Chart and figure data:

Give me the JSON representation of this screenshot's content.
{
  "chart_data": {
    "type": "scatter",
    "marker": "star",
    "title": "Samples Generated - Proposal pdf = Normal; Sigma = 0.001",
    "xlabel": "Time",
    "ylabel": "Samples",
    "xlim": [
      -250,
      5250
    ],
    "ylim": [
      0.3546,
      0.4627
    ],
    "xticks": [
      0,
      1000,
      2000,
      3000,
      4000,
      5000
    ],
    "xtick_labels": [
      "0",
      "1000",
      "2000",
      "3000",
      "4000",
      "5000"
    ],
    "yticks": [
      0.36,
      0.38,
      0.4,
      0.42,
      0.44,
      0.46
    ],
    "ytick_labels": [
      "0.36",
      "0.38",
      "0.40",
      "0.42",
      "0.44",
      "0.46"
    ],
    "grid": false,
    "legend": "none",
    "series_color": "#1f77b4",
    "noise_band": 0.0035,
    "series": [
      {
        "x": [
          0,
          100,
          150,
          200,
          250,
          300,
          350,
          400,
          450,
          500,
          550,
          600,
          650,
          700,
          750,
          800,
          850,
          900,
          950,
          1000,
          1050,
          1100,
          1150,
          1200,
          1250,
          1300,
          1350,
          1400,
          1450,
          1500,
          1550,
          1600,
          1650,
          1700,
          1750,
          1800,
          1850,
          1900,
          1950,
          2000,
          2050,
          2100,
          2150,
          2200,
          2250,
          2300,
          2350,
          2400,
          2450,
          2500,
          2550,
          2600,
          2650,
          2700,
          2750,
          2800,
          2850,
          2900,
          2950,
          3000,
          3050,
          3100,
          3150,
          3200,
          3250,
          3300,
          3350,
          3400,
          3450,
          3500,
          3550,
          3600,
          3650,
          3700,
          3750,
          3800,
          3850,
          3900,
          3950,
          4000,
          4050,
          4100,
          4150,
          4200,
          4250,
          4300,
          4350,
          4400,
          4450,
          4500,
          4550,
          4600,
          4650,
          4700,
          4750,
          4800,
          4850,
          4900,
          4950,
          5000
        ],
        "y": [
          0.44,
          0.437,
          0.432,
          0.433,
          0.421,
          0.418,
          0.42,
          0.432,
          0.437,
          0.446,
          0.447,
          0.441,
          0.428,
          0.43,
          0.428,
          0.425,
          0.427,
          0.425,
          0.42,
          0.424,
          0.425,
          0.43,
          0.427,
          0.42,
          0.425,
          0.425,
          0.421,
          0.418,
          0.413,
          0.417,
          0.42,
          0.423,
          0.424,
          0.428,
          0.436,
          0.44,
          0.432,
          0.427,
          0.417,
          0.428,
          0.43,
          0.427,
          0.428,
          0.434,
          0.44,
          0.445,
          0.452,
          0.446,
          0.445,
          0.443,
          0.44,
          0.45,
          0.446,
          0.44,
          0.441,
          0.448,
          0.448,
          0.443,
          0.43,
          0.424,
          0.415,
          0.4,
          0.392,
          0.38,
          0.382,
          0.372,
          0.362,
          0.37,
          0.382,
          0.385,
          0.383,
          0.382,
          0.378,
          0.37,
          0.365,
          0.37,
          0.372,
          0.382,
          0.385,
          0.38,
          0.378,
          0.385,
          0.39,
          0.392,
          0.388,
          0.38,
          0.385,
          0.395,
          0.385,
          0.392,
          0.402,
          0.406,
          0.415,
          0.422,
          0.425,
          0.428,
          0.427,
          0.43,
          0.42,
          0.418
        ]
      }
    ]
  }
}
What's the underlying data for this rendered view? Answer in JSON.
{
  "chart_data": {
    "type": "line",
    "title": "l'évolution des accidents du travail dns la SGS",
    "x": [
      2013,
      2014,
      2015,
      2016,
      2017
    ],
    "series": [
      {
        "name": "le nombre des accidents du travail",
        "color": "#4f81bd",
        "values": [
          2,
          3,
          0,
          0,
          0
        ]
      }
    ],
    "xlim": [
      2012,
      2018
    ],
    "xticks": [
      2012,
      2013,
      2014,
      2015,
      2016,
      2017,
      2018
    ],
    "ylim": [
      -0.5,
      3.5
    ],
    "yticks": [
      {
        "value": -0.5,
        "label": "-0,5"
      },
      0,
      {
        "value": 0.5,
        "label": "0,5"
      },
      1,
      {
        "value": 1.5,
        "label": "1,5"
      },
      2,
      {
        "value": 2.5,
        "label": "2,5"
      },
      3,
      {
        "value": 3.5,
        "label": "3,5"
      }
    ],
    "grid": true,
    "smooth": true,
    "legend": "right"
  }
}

• Exercise
All of the entries should be written out again exactly.

• Written response
Give me the JSON representation of this screenshot's content.
{
  "chart_data": {
    "type": "scatter",
    "marker": "star",
    "title": "Samples Generated - Proposal pdf = Normal; Sigma = 0.001",
    "xlabel": "Time",
    "ylabel": "Samples",
    "xlim": [
      -250,
      5250
    ],
    "ylim": [
      0.3546,
      0.4627
    ],
    "xticks": [
      0,
      1000,
      2000,
      3000,
      4000,
      5000
    ],
    "xtick_labels": [
      "0",
      "1000",
      "2000",
      "3000",
      "4000",
      "5000"
    ],
    "yticks": [
      0.36,
      0.38,
      0.4,
      0.42,
      0.44,
      0.46
    ],
    "ytick_labels": [
      "0.36",
      "0.38",
      "0.40",
      "0.42",
      "0.44",
      "0.46"
    ],
    "grid": false,
    "legend": "none",
    "series_color": "#1f77b4",
    "noise_band": 0.0035,
    "series": [
      {
        "x": [
          0,
          100,
          150,
          200,
          250,
          300,
          350,
          400,
          450,
          500,
          550,
          600,
          650,
          700,
          750,
          800,
          850,
          900,
          950,
          1000,
          1050,
          1100,
          1150,
          1200,
          1250,
          1300,
          1350,
          1400,
          1450,
          1500,
          1550,
          1600,
          1650,
          1700,
          1750,
          1800,
          1850,
          1900,
          1950,
          2000,
          2050,
          2100,
          2150,
          2200,
          2250,
          2300,
          2350,
          2400,
          2450,
          2500,
          2550,
          2600,
          2650,
          2700,
          2750,
          2800,
          2850,
          2900,
          2950,
          3000,
          3050,
          3100,
          3150,
          3200,
          3250,
          3300,
          3350,
          3400,
          3450,
          3500,
          3550,
          3600,
          3650,
          3700,
          3750,
          3800,
          3850,
          3900,
          3950,
          4000,
          4050,
          4100,
          4150,
          4200,
          4250,
          4300,
          4350,
          4400,
          4450,
          4500,
          4550,
          4600,
          4650,
          4700,
          4750,
          4800,
          4850,
          4900,
          4950,
          5000
        ],
        "y": [
          0.44,
          0.437,
          0.432,
          0.433,
          0.421,
          0.418,
          0.42,
          0.432,
          0.437,
          0.446,
          0.447,
          0.441,
          0.428,
          0.43,
          0.428,
          0.425,
          0.427,
          0.425,
          0.42,
          0.424,
          0.425,
          0.43,
          0.427,
          0.42,
          0.425,
          0.425,
          0.421,
          0.418,
          0.413,
          0.417,
          0.42,
          0.423,
          0.424,
          0.428,
          0.436,
          0.44,
          0.432,
          0.427,
          0.417,
          0.428,
          0.43,
          0.427,
          0.428,
          0.434,
          0.44,
          0.445,
          0.452,
          0.446,
          0.445,
          0.443,
          0.44,
          0.45,
          0.446,
          0.44,
          0.441,
          0.448,
          0.448,
          0.443,
          0.43,
          0.424,
          0.415,
          0.4,
          0.392,
          0.38,
          0.382,
          0.372,
          0.362,
          0.37,
          0.382,
          0.385,
          0.383,
          0.382,
          0.378,
          0.37,
          0.365,
          0.37,
          0.372,
          0.382,
          0.385,
          0.38,
          0.378,
          0.385,
          0.39,
          0.392,
          0.388,
          0.38,
          0.385,
          0.395,
          0.385,
          0.392,
          0.402,
          0.406,
          0.415,
          0.422,
          0.425,
          0.428,
          0.427,
          0.43,
          0.42,
          0.418
        ]
      }
    ]
  }
}
What's the underlying data for this rendered view? Answer in JSON.
{
  "chart_data": {
    "type": "line",
    "title": "l'évolution des accidents du travail dns la SGS",
    "x": [
      2013,
      2014,
      2015,
      2016,
      2017
    ],
    "series": [
      {
        "name": "le nombre des accidents du travail",
        "color": "#4f81bd",
        "values": [
          2,
          3,
          0,
          0,
          0
        ]
      }
    ],
    "xlim": [
      2012,
      2018
    ],
    "xticks": [
      2012,
      2013,
      2014,
      2015,
      2016,
      2017,
      2018
    ],
    "ylim": [
      -0.5,
      3.5
    ],
    "yticks": [
      {
        "value": -0.5,
        "label": "-0,5"
      },
      0,
      {
        "value": 0.5,
        "label": "0,5"
      },
      1,
      {
        "value": 1.5,
        "label": "1,5"
      },
      2,
      {
        "value": 2.5,
        "label": "2,5"
      },
      3,
      {
        "value": 3.5,
        "label": "3,5"
      }
    ],
    "grid": true,
    "smooth": true,
    "legend": "right"
  }
}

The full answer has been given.